(Figure contents as structured data)
##########
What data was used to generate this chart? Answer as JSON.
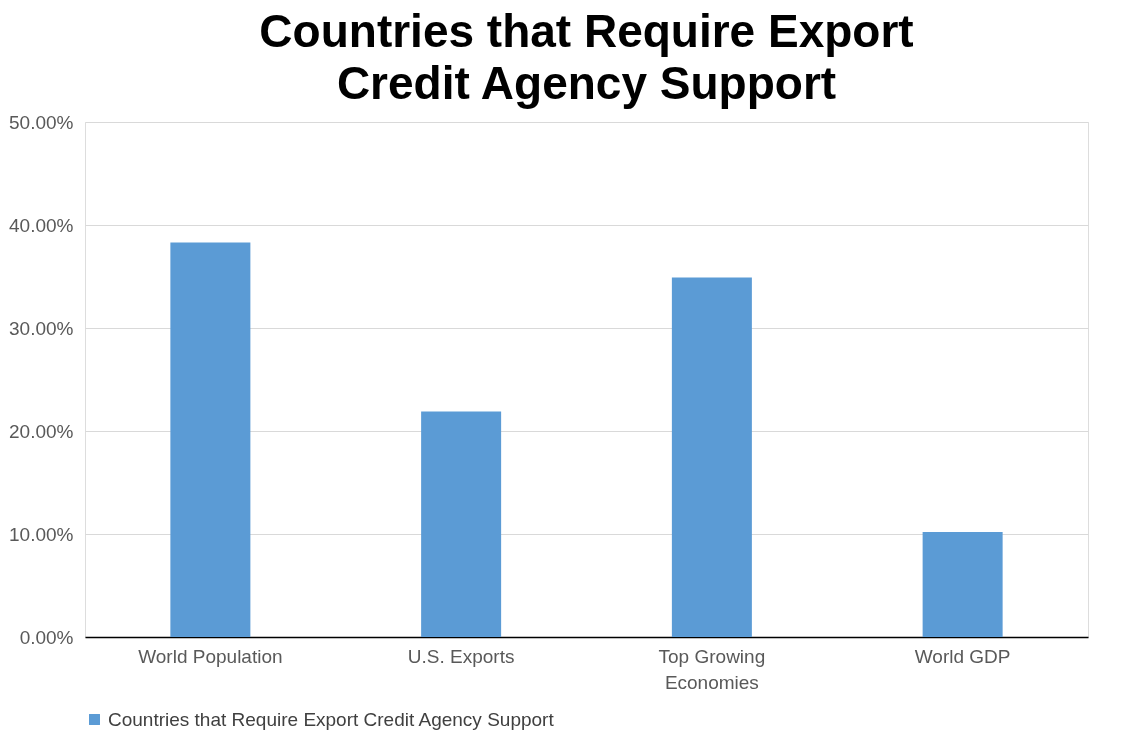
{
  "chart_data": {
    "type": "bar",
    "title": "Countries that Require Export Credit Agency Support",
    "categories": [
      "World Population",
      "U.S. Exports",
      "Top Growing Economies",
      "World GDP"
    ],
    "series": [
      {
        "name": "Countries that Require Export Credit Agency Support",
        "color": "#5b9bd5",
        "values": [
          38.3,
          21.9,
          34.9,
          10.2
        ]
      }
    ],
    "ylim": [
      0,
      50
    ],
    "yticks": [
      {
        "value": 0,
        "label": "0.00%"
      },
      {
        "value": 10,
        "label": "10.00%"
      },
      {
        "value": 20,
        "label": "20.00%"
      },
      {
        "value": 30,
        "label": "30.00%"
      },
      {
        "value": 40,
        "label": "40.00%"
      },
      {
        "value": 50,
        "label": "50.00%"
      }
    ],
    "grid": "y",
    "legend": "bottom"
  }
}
##########
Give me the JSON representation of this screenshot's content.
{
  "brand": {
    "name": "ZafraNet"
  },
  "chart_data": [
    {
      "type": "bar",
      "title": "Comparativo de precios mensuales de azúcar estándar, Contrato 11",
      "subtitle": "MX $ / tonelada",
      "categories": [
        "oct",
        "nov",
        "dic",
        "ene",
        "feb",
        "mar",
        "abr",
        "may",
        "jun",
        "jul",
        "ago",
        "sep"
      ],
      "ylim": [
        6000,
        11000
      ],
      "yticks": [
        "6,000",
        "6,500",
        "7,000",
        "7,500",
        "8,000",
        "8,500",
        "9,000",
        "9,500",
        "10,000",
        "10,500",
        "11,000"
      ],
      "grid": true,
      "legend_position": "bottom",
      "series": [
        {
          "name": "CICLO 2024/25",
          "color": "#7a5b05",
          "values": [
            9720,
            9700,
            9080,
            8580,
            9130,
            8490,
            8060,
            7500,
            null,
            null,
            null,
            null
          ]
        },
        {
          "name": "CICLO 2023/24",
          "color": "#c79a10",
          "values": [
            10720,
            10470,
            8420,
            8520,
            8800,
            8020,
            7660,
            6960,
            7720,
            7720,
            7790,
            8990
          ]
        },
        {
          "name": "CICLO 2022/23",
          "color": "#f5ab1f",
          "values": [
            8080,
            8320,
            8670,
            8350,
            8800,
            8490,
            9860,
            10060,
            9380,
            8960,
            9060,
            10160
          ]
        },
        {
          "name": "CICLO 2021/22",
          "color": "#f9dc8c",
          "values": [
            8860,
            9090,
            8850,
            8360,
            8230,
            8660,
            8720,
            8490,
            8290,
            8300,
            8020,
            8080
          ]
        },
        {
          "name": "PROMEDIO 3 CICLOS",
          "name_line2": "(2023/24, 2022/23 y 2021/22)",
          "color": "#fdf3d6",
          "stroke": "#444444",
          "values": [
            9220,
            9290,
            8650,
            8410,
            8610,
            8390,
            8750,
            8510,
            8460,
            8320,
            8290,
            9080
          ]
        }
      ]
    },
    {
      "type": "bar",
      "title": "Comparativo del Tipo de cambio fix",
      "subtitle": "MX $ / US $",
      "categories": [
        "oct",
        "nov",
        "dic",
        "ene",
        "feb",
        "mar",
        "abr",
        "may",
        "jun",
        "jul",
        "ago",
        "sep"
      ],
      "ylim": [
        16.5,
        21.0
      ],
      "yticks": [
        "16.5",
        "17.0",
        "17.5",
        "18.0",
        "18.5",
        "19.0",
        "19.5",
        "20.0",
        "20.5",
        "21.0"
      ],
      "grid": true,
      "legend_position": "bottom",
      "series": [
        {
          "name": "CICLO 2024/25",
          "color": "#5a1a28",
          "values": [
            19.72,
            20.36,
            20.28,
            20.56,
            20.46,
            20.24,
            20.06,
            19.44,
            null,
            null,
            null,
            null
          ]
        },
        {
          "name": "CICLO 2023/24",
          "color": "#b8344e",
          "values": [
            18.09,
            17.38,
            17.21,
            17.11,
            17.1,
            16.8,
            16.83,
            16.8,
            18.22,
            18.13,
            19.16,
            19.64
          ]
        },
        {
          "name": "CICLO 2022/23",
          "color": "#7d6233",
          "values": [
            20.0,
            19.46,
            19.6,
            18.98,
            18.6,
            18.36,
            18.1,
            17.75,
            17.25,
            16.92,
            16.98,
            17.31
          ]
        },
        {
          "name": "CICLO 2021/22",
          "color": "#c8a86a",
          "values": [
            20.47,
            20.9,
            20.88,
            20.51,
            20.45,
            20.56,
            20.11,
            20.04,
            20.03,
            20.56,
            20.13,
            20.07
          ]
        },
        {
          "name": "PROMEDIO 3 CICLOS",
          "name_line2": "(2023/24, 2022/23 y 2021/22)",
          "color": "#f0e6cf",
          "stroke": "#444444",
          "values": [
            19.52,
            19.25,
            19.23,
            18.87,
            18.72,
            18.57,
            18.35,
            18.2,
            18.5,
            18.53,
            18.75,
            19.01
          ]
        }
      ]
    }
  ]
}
##########
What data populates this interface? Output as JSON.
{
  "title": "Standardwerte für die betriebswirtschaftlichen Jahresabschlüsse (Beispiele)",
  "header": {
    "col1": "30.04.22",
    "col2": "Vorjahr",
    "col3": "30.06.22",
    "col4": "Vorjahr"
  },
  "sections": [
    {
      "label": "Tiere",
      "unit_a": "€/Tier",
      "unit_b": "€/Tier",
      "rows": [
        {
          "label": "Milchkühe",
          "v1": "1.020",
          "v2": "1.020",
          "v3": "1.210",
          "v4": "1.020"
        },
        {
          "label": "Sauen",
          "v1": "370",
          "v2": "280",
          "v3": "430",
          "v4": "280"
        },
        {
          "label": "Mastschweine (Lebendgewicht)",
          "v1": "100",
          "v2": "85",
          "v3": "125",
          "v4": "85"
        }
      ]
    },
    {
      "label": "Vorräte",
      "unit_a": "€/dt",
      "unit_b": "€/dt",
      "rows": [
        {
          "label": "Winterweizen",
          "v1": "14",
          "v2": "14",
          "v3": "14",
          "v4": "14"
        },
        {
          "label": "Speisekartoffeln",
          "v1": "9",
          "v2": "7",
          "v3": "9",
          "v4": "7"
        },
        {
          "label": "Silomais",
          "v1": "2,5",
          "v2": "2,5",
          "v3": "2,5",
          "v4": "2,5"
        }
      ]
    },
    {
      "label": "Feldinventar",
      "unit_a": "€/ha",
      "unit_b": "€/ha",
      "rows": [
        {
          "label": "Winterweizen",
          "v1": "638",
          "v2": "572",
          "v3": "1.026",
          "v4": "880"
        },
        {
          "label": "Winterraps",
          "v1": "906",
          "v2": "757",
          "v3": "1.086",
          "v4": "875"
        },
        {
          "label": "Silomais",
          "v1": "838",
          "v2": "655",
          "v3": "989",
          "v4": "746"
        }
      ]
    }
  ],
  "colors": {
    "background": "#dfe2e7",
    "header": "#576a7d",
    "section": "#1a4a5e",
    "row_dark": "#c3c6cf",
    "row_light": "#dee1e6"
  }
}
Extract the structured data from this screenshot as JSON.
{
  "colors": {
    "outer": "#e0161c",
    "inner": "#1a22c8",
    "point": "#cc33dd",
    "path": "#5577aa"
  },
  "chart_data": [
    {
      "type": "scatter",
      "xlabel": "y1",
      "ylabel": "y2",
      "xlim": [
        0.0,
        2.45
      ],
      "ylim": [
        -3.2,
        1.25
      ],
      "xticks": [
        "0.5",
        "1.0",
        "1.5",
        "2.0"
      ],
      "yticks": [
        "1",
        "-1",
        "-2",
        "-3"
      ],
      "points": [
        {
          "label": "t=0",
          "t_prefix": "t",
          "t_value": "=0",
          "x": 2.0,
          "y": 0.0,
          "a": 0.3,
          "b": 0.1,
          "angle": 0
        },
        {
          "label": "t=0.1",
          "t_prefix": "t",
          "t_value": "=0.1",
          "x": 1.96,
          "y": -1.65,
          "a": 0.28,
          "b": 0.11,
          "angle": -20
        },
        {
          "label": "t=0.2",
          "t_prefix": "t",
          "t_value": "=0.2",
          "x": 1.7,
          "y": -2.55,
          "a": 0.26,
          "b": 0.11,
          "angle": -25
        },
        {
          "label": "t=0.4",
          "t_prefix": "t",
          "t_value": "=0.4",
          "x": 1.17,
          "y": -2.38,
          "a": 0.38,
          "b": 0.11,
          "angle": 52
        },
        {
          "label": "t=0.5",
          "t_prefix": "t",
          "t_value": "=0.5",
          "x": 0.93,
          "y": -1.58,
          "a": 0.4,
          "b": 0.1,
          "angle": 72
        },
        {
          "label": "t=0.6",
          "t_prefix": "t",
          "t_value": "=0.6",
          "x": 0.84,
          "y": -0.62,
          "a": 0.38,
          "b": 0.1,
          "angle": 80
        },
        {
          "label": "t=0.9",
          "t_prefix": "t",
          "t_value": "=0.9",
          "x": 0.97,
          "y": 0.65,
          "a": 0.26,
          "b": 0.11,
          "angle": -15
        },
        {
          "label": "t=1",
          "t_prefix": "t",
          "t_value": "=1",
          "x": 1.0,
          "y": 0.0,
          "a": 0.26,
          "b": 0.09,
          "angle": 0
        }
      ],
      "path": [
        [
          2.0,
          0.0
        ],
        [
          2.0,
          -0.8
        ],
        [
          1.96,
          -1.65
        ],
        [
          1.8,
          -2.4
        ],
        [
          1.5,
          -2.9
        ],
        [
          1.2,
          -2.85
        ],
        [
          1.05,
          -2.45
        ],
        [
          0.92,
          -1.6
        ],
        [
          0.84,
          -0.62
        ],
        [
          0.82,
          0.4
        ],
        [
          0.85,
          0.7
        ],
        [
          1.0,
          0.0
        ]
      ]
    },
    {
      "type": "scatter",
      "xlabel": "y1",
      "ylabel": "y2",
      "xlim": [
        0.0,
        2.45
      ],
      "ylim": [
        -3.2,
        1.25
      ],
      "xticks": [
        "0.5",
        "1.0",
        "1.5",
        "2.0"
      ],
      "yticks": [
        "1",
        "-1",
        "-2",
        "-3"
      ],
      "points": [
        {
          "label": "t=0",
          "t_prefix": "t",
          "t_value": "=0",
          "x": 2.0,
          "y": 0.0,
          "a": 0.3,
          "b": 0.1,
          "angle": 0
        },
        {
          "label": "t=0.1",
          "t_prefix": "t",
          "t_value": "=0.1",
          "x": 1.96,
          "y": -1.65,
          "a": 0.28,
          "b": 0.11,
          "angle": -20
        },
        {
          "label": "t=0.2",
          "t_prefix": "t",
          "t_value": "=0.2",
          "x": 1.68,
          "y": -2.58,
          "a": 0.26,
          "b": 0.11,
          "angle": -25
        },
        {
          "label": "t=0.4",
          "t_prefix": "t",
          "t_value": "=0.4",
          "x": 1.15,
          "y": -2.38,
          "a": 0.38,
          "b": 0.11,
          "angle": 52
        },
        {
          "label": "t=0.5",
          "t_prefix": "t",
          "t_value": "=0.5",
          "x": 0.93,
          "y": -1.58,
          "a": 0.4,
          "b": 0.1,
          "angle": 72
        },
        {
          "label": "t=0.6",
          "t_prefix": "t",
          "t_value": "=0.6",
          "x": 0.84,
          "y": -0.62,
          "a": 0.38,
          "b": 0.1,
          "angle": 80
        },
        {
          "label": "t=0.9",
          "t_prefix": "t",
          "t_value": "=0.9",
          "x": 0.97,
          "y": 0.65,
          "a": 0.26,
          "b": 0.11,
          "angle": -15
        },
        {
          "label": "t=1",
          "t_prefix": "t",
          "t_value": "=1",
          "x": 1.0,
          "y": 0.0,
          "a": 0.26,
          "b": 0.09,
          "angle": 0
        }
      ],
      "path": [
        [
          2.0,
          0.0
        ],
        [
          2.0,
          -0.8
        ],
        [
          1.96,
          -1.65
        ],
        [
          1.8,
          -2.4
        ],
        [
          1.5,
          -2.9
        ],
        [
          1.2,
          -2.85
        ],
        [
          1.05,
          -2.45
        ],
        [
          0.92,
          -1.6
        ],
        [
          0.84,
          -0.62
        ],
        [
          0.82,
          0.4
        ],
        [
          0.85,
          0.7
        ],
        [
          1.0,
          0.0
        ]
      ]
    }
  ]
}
##########
*Required work*
Pull out every line holding "subtitle" from the records above, and copy it.

*Finished exercise*
      "subtitle": "MX $ / tonelada",
      "subtitle": "MX $ / US $",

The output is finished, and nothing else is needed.